> EXERCISE GOAL: Below are some records. Say how many of their lines contain the string "organización", and give nothing but the number.

==============================

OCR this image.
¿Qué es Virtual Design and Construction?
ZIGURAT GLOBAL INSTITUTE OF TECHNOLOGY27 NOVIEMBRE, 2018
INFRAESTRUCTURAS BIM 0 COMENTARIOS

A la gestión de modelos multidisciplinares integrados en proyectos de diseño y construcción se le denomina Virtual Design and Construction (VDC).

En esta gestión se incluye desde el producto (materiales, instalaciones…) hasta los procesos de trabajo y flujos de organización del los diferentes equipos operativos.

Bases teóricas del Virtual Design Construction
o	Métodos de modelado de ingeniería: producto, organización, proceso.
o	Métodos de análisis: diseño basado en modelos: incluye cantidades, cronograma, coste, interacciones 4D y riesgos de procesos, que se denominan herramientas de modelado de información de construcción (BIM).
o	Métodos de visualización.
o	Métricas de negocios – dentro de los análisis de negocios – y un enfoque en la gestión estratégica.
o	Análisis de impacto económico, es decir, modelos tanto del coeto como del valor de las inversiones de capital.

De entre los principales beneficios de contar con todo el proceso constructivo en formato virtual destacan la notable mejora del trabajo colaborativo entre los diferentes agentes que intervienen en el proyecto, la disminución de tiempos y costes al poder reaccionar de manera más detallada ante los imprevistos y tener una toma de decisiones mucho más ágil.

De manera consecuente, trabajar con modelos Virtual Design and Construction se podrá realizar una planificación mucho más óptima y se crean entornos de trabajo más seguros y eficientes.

==============================

> RESULT OF THE EXERCISE: 2